═════ RECORD EXTRACTS ═════
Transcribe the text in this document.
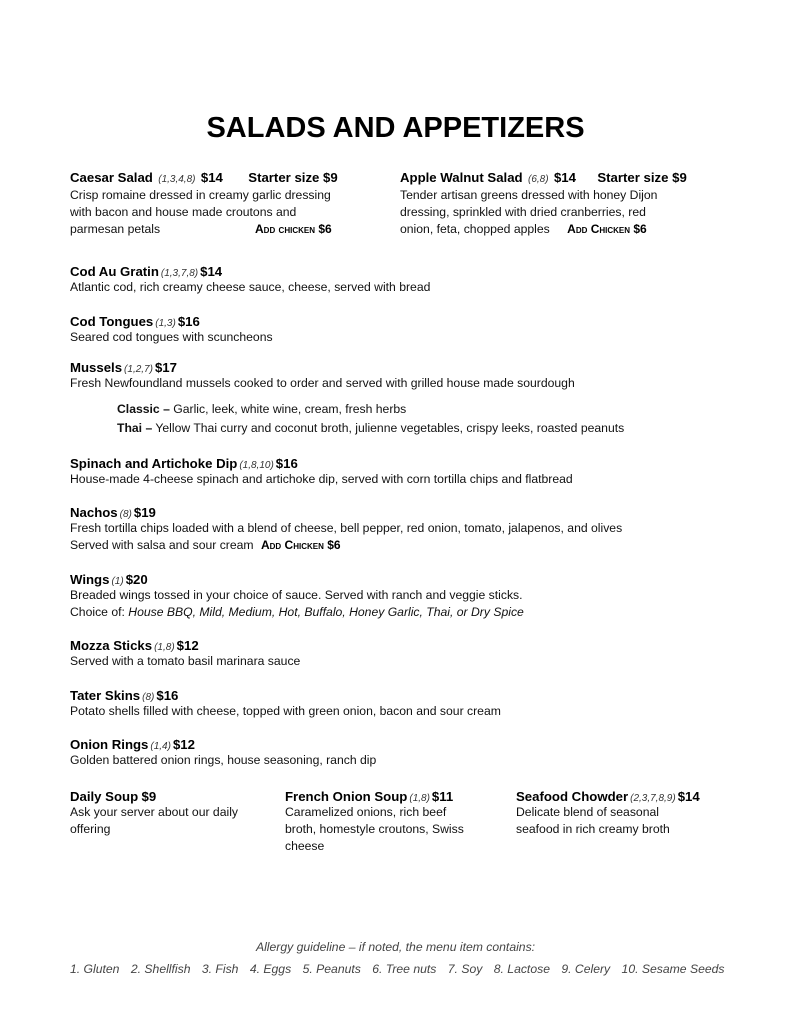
SALADS AND APPETIZERS
Caesar Salad (1,3,4,8) $14 Starter size $9
Crisp romaine dressed in creamy garlic dressing
with bacon and house made croutons and
parmesan petals	Add chicken $6
Apple Walnut Salad (6,8) $14 Starter size $9
Tender artisan greens dressed with honey Dijon
dressing, sprinkled with dried cranberries, red
onion, feta, chopped apples Add Chicken $6
Cod Au Gratin (1,3,7,8) $14
Atlantic cod, rich creamy cheese sauce, cheese, served with bread
Cod Tongues (1,3) $16
Seared cod tongues with scuncheons
Mussels (1,2,7) $17
Fresh Newfoundland mussels cooked to order and served with grilled house made sourdough
Classic – Garlic, leek, white wine, cream, fresh herbs
Thai – Yellow Thai curry and coconut broth, julienne vegetables, crispy leeks, roasted peanuts
Spinach and Artichoke Dip (1,8,10) $16
House-made 4-cheese spinach and artichoke dip, served with corn tortilla chips and flatbread
Nachos (8) $19
Fresh tortilla chips loaded with a blend of cheese, bell pepper, red onion, tomato, jalapenos, and olives
Served with salsa and sour cream Add Chicken $6
Wings (1) $20
Breaded wings tossed in your choice of sauce. Served with ranch and veggie sticks.
Choice of: House BBQ, Mild, Medium, Hot, Buffalo, Honey Garlic, Thai, or Dry Spice
Mozza Sticks (1,8) $12
Served with a tomato basil marinara sauce
Tater Skins (8) $16
Potato shells filled with cheese, topped with green onion, bacon and sour cream
Onion Rings (1,4) $12
Golden battered onion rings, house seasoning, ranch dip
Daily Soup $9
Ask your server about our daily
offering
French Onion Soup (1,8) $11
Caramelized onions, rich beef
broth, homestyle croutons, Swiss
cheese
Seafood Chowder (2,3,7,8,9) $14
Delicate blend of seasonal
seafood in rich creamy broth
Allergy guideline – if noted, the menu item contains:
1. Gluten 2. Shellfish 3. Fish 4. Eggs 5. Peanuts 6. Tree nuts 7. Soy 8. Lactose 9. Celery 10. Sesame Seeds
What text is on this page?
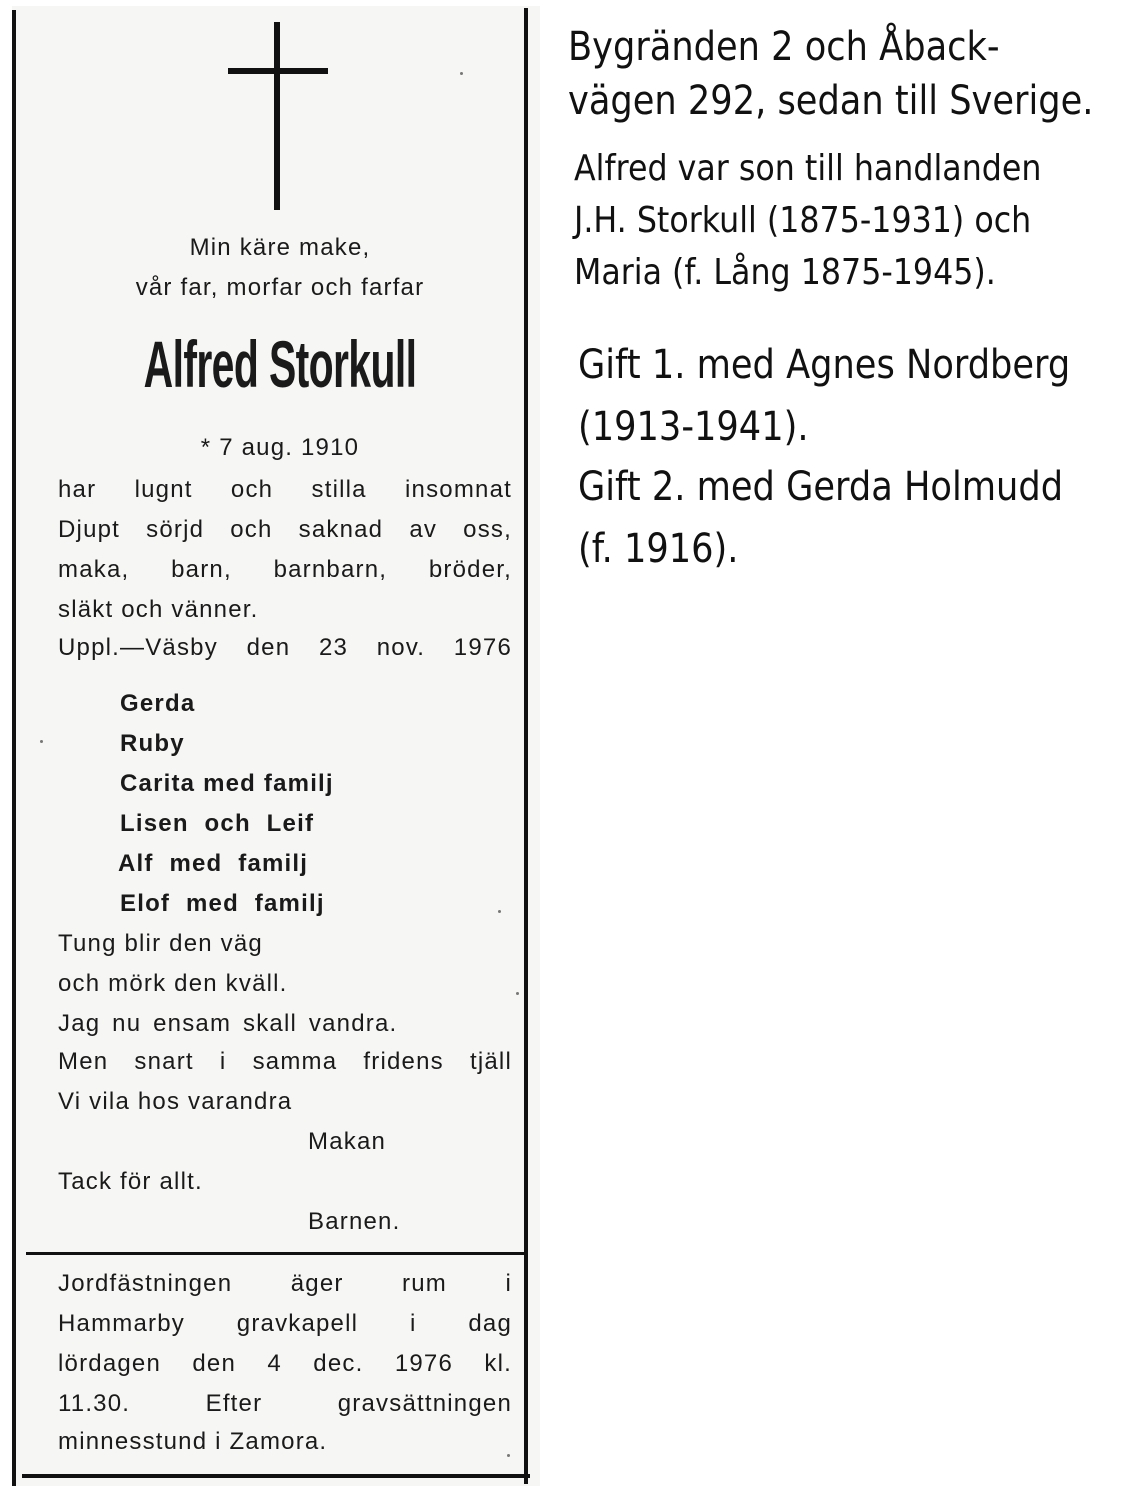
Min käre make,
vår far, morfar och farfar
Alfred Storkull
* 7 aug. 1910
har lugnt och stilla insomnat
Djupt sörjd och saknad av oss,
maka, barn, barnbarn, bröder,
släkt och vänner.
Uppl.—Väsby den 23 nov. 1976
Gerda
Ruby
Carita med familj
Lisen och Leif
Alf med familj
Elof med familj
Tung blir den väg
och mörk den kväll.
Jag nu ensam skall vandra.
Men snart i samma fridens tjäll
Vi vila hos varandra
Makan
Tack för allt.
Barnen.
Jordfästningen äger rum i
Hammarby gravkapell i dag
lördagen den 4 dec. 1976 kl.
11.30. Efter gravsättningen
minnesstund i Zamora.
Bygränden 2 och Åback-
vägen 292, sedan till Sverige.
Alfred var son till handlanden
J.H. Storkull (1875-1931) och
Maria (f. Lång 1875-1945).
Gift 1. med Agnes Nordberg
(1913-1941).
Gift 2. med Gerda Holmudd
(f. 1916).
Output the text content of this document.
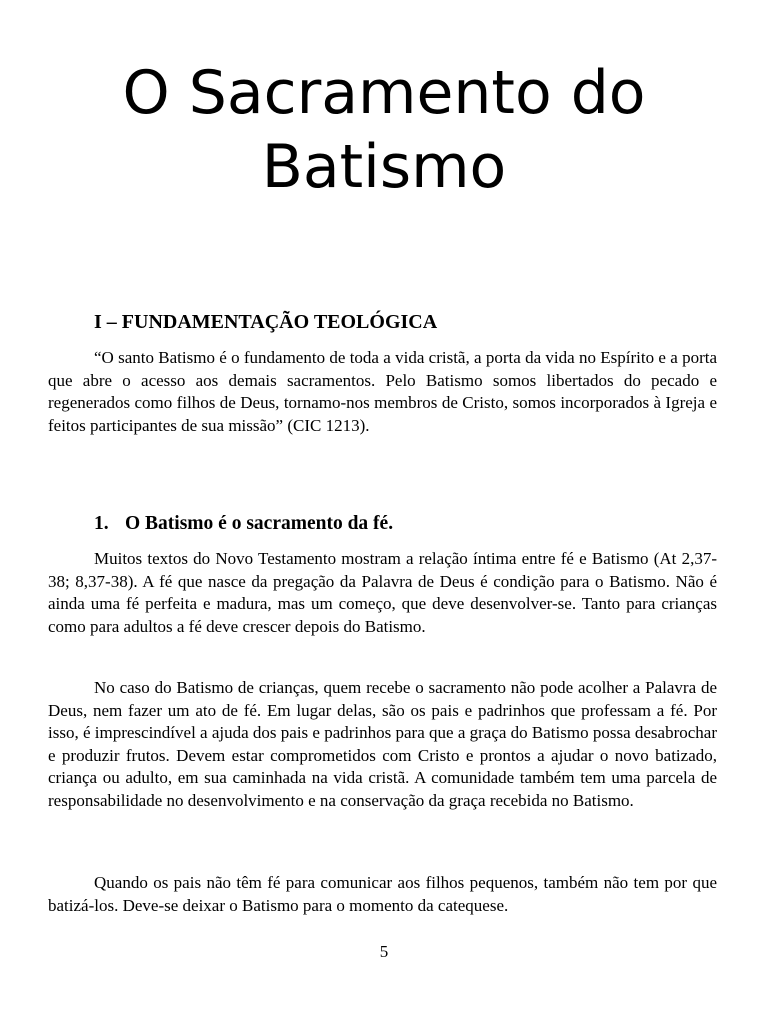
O Sacramento do Batismo
I – FUNDAMENTAÇÃO TEOLÓGICA

“O santo Batismo é o fundamento de toda a vida cristã, a porta da vida no Espírito e a porta que abre o acesso aos demais sacramentos. Pelo Batismo somos libertados do pecado e regenerados como filhos de Deus, tornamo-nos membros de Cristo, somos incorporados à Igreja e feitos participantes de sua missão” (CIC 1213).

1. O Batismo é o sacramento da fé.

Muitos textos do Novo Testamento mostram a relação íntima entre fé e Batismo (At 2,37-38; 8,37-38). A fé que nasce da pregação da Palavra de Deus é condição para o Batismo. Não é ainda uma fé perfeita e madura, mas um começo, que deve desenvolver-se. Tanto para crianças como para adultos a fé deve crescer depois do Batismo.

No caso do Batismo de crianças, quem recebe o sacramento não pode acolher a Palavra de Deus, nem fazer um ato de fé. Em lugar delas, são os pais e padrinhos que professam a fé. Por isso, é imprescindível a ajuda dos pais e padrinhos para que a graça do Batismo possa desabrochar e produzir frutos. Devem estar comprometidos com Cristo e prontos a ajudar o novo batizado, criança ou adulto, em sua caminhada na vida cristã. A comunidade também tem uma parcela de responsabilidade no desenvolvimento e na conservação da graça recebida no Batismo.

Quando os pais não têm fé para comunicar aos filhos pequenos, também não tem por que batizá-los. Deve-se deixar o Batismo para o momento da catequese.

5
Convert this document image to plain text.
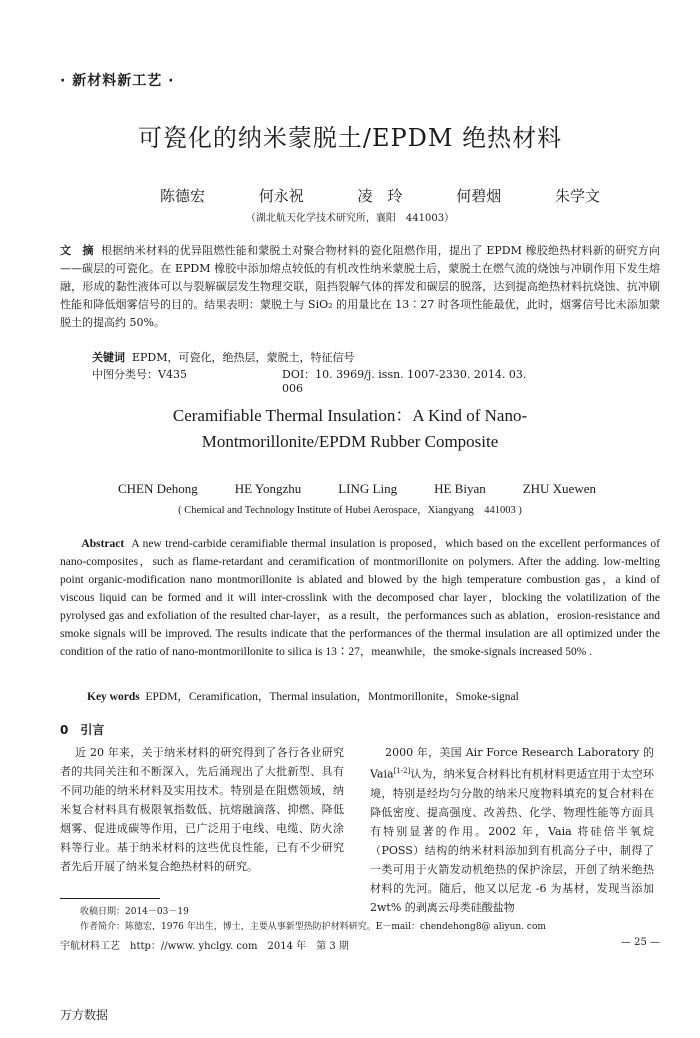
· 新材料新工艺 ·
可瓷化的纳米蒙脱土/EPDM 绝热材料
陈德宏	何永祝	凌　玲	何碧烟	朱学文
（湖北航天化学技术研究所，襄阳　441003）
文　摘 根据纳米材料的优异阻燃性能和蒙脱土对聚合物材料的瓷化阻燃作用，提出了 EPDM 橡胶绝热材料新的研究方向——碳层的可瓷化。在 EPDM 橡胶中添加熔点较低的有机改性纳米蒙脱土后，蒙脱土在燃气流的烧蚀与冲刷作用下发生熔融，形成的黏性液体可以与裂解碳层发生物理交联，阻挡裂解气体的挥发和碳层的脱落，达到提高绝热材料抗烧蚀、抗冲刷性能和降低烟雾信号的目的。结果表明：蒙脱土与 SiO₂ 的用量比在 13∶27 时各项性能最优，此时，烟雾信号比未添加蒙脱土的提高约 50%。
关键词 EPDM，可瓷化，绝热层，蒙脱土，特征信号
中图分类号：V435	DOI：10. 3969/j. issn. 1007-2330. 2014. 03. 006
Ceramifiable Thermal Insulation：A Kind of Nano-
Montmorillonite/EPDM Rubber Composite
CHEN Dehong	HE Yongzhu	LING Ling	HE Biyan	ZHU Xuewen
( Chemical and Technology Institute of Hubei Aerospace，Xiangyang　441003 )
Abstract A new trend-carbide ceramifiable thermal insulation is proposed，which based on the excellent performances of nano-composites，such as flame-retardant and ceramification of montmorillonite on polymers. After the adding. low-melting point organic-modification nano montmorillonite is ablated and blowed by the high temperature combustion gas，a kind of viscous liquid can be formed and it will inter-crosslink with the decomposed char layer，blocking the volatilization of the pyrolysed gas and exfoliation of the resulted char-layer，as a result，the performances such as ablation，erosion-resistance and smoke signals will be improved. The results indicate that the performances of the thermal insulation are all optimized under the condition of the ratio of nano-montmorillonite to silica is 13∶27，meanwhile，the smoke-signals increased 50% .
Key words EPDM，Ceramification，Thermal insulation，Montmorillonite，Smoke-signal
0　引言
近 20 年来，关于纳米材料的研究得到了各行各业研究者的共同关注和不断深入，先后涌现出了大批新型、具有不同功能的纳米材料及实用技术。特别是在阻燃领域，纳米复合材料具有极限氧指数低、抗熔融滴落、抑燃、降低烟雾、促进成碳等作用，已广泛用于电线、电缆、防火涂料等行业。基于纳米材料的这些优良性能，已有不少研究者先后开展了纳米复合绝热材料的研究。
2000 年，美国 Air Force Research Laboratory 的 Vaia[1-2]认为，纳米复合材料比有机材料更适宜用于太空环境，特别是经均匀分散的纳米尺度物料填充的复合材料在降低密度、提高强度、改善热、化学、物理性能等方面具有特别显著的作用。2002 年，Vaia 将硅倍半氧烷（POSS）结构的纳米材料添加到有机高分子中，制得了一类可用于火箭发动机绝热的保护涂层，开创了纳米绝热材料的先河。随后，他又以尼龙 -6 为基材，发现当添加 2wt% 的剥离云母类硅酸盐物
收稿日期：2014－03－19
作者简介：陈德宏，1976 年出生，博士，主要从事新型热防护材料研究。E－mail：chendehong8@ aliyun. com
宇航材料工艺　http：//www. yhclgy. com　2014 年　第 3 期	— 25 —
万方数据
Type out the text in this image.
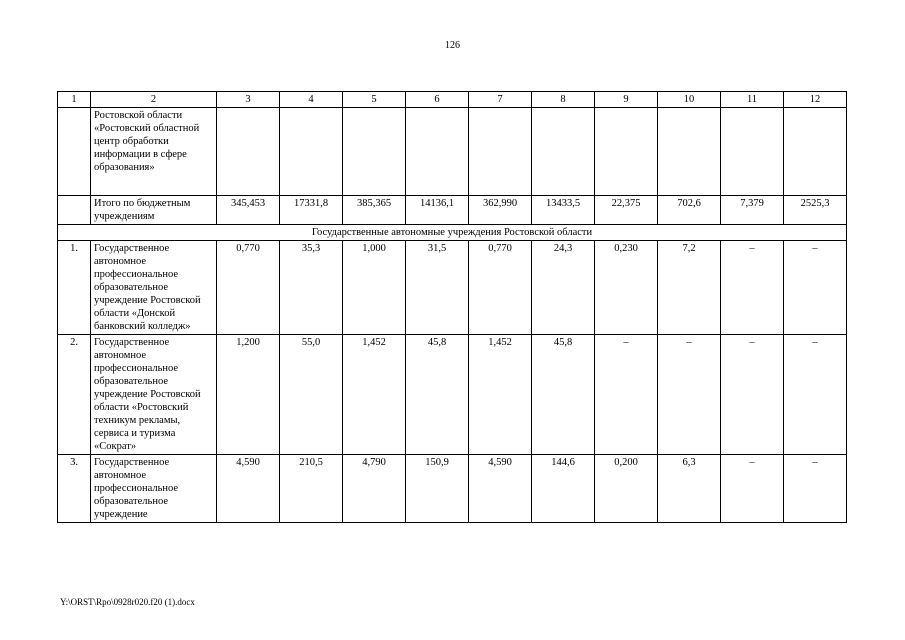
126
1	2	3	4	5	6	7	8	9	10	11	12
	Ростовской области «Ростовский областной центр обработки информации в сфере образования»										
	Итого по бюджетным учреждениям	345,453	17331,8	385,365	14136,1	362,990	13433,5	22,375	702,6	7,379	2525,3
Государственные автономные учреждения Ростовской области											
1.	Государственное автономное профессиональное образовательное учреждение Ростовской области «Донской банковский колледж»	0,770	35,3	1,000	31,5	0,770	24,3	0,230	7,2	–	–
2.	Государственное автономное профессиональное образовательное учреждение Ростовской области «Ростовский техникум рекламы, сервиса и туризма «Сократ»	1,200	55,0	1,452	45,8	1,452	45,8	–	–	–	–
3.	Государственное автономное профессиональное образовательное учреждение	4,590	210,5	4,790	150,9	4,590	144,6	0,200	6,3	–	–
Y:\ORST\Rpo\0928r020.f20 (1).docx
═════
### WHAT TO PRODUCE
Every line that holds the word "rich" should be extracted.

### FINISHED TASK
Atlantic cod, rich creamy cheese sauce, cheese, served with bread
Caramelized onions, rich beef
seafood in rich creamy broth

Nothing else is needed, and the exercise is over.